======== DATA SHOWN
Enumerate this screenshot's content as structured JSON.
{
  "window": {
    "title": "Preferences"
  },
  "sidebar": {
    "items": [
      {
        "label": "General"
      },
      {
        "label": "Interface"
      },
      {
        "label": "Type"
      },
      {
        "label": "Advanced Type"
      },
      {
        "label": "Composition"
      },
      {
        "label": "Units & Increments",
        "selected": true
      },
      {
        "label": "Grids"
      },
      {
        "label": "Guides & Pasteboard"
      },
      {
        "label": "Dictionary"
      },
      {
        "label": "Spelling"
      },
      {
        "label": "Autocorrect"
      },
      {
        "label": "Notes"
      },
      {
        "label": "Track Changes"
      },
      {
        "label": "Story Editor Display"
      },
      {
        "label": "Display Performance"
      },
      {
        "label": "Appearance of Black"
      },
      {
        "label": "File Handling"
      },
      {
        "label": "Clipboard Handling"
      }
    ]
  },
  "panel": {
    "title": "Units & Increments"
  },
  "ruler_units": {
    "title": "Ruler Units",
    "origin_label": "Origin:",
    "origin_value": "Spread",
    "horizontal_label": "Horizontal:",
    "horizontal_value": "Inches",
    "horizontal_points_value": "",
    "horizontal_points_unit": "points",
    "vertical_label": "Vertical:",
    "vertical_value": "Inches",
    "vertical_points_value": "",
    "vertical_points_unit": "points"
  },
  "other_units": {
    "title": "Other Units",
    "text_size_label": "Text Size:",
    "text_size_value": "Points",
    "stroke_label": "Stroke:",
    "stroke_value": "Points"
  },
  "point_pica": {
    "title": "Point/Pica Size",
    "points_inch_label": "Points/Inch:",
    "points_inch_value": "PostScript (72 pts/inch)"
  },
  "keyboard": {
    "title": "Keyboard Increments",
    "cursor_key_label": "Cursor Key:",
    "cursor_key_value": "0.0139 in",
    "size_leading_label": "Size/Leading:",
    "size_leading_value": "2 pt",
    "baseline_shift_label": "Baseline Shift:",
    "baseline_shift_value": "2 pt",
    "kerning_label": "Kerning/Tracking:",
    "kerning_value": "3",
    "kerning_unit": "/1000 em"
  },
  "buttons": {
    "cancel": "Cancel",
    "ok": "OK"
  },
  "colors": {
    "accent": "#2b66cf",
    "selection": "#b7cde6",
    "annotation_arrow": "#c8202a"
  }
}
================
Reproduce all of the data exactly as given.

Enumerate this screenshot's content as structured JSON.
{
  "window": {
    "title": "Preferences"
  },
  "sidebar": {
    "items": [
      {
        "label": "General"
      },
      {
        "label": "Interface"
      },
      {
        "label": "Type"
      },
      {
        "label": "Advanced Type"
      },
      {
        "label": "Composition"
      },
      {
        "label": "Units & Increments",
        "selected": true
      },
      {
        "label": "Grids"
      },
      {
        "label": "Guides & Pasteboard"
      },
      {
        "label": "Dictionary"
      },
      {
        "label": "Spelling"
      },
      {
        "label": "Autocorrect"
      },
      {
        "label": "Notes"
      },
      {
        "label": "Track Changes"
      },
      {
        "label": "Story Editor Display"
      },
      {
        "label": "Display Performance"
      },
      {
        "label": "Appearance of Black"
      },
      {
        "label": "File Handling"
      },
      {
        "label": "Clipboard Handling"
      }
    ]
  },
  "panel": {
    "title": "Units & Increments"
  },
  "ruler_units": {
    "title": "Ruler Units",
    "origin_label": "Origin:",
    "origin_value": "Spread",
    "horizontal_label": "Horizontal:",
    "horizontal_value": "Inches",
    "horizontal_points_value": "",
    "horizontal_points_unit": "points",
    "vertical_label": "Vertical:",
    "vertical_value": "Inches",
    "vertical_points_value": "",
    "vertical_points_unit": "points"
  },
  "other_units": {
    "title": "Other Units",
    "text_size_label": "Text Size:",
    "text_size_value": "Points",
    "stroke_label": "Stroke:",
    "stroke_value": "Points"
  },
  "point_pica": {
    "title": "Point/Pica Size",
    "points_inch_label": "Points/Inch:",
    "points_inch_value": "PostScript (72 pts/inch)"
  },
  "keyboard": {
    "title": "Keyboard Increments",
    "cursor_key_label": "Cursor Key:",
    "cursor_key_value": "0.0139 in",
    "size_leading_label": "Size/Leading:",
    "size_leading_value": "2 pt",
    "baseline_shift_label": "Baseline Shift:",
    "baseline_shift_value": "2 pt",
    "kerning_label": "Kerning/Tracking:",
    "kerning_value": "3",
    "kerning_unit": "/1000 em"
  },
  "buttons": {
    "cancel": "Cancel",
    "ok": "OK"
  },
  "colors": {
    "accent": "#2b66cf",
    "selection": "#b7cde6",
    "annotation_arrow": "#c8202a"
  }
}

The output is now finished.